» Aim
Copy everything from the start of the items down through the line containing "179, 30, 189]", swapping each "series-line" for "plot-line" and keeping everything else the same.

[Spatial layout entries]
****************************************
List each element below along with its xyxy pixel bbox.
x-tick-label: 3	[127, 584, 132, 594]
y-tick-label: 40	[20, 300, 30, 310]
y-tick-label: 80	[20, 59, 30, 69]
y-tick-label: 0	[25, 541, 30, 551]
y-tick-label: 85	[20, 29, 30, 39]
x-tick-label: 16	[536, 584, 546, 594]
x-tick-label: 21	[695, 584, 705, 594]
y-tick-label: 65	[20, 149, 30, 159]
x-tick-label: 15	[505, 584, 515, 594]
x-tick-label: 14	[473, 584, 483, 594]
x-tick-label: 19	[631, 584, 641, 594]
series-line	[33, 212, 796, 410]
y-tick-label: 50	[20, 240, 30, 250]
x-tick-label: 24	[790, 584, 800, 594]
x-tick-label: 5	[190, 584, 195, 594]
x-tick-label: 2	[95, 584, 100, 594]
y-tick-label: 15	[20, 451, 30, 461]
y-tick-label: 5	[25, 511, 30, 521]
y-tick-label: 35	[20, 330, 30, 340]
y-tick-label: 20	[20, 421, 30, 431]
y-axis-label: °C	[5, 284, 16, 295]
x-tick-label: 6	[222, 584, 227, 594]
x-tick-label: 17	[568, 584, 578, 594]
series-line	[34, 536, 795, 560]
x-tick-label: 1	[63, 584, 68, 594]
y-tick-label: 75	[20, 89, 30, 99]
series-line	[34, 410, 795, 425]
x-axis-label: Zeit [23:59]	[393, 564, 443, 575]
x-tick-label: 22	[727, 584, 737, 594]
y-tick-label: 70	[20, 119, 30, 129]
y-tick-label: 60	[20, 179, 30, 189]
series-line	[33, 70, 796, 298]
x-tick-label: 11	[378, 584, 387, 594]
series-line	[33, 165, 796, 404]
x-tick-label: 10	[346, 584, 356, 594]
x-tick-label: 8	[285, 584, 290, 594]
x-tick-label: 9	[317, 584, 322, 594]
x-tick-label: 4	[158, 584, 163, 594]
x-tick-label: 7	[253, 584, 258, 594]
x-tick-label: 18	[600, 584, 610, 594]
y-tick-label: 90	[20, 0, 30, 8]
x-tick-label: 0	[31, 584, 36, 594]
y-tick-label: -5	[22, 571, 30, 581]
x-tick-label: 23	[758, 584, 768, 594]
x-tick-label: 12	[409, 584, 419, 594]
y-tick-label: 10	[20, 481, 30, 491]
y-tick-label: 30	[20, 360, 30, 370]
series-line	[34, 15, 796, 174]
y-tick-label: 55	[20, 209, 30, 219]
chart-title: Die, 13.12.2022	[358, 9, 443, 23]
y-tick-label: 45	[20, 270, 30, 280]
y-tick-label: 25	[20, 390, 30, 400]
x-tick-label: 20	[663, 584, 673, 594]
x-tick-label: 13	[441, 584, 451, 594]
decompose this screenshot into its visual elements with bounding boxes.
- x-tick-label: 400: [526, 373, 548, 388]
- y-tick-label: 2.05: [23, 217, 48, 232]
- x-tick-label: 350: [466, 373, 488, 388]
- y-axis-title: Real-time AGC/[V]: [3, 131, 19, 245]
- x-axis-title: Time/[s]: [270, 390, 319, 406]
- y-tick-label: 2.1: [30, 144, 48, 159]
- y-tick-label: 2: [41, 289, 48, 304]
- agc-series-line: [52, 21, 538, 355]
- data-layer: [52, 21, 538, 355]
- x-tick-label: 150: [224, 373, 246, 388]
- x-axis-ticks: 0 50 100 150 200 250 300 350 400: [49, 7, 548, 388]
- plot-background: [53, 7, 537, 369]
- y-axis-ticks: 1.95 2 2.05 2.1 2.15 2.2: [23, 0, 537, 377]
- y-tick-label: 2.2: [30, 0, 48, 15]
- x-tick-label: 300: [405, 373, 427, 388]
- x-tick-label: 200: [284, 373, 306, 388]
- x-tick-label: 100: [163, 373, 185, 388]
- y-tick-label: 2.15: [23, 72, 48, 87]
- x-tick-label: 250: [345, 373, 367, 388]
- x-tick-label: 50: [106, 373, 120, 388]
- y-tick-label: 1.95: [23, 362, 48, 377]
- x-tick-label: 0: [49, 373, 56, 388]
****************************************
» Response
List each element below along with its xyxy pixel bbox.
x-tick-label: 3	[127, 584, 132, 594]
y-tick-label: 40	[20, 300, 30, 310]
y-tick-label: 80	[20, 59, 30, 69]
y-tick-label: 0	[25, 541, 30, 551]
y-tick-label: 85	[20, 29, 30, 39]
x-tick-label: 16	[536, 584, 546, 594]
x-tick-label: 21	[695, 584, 705, 594]
y-tick-label: 65	[20, 149, 30, 159]
x-tick-label: 15	[505, 584, 515, 594]
x-tick-label: 14	[473, 584, 483, 594]
x-tick-label: 19	[631, 584, 641, 594]
plot-line	[33, 212, 796, 410]
y-tick-label: 50	[20, 240, 30, 250]
x-tick-label: 24	[790, 584, 800, 594]
x-tick-label: 5	[190, 584, 195, 594]
x-tick-label: 2	[95, 584, 100, 594]
y-tick-label: 15	[20, 451, 30, 461]
y-tick-label: 5	[25, 511, 30, 521]
y-tick-label: 35	[20, 330, 30, 340]
y-tick-label: 20	[20, 421, 30, 431]
y-axis-label: °C	[5, 284, 16, 295]
x-tick-label: 6	[222, 584, 227, 594]
x-tick-label: 17	[568, 584, 578, 594]
plot-line	[34, 536, 795, 560]
x-tick-label: 1	[63, 584, 68, 594]
y-tick-label: 75	[20, 89, 30, 99]
plot-line	[34, 410, 795, 425]
x-axis-label: Zeit [23:59]	[393, 564, 443, 575]
x-tick-label: 22	[727, 584, 737, 594]
y-tick-label: 70	[20, 119, 30, 129]
y-tick-label: 60	[20, 179, 30, 189]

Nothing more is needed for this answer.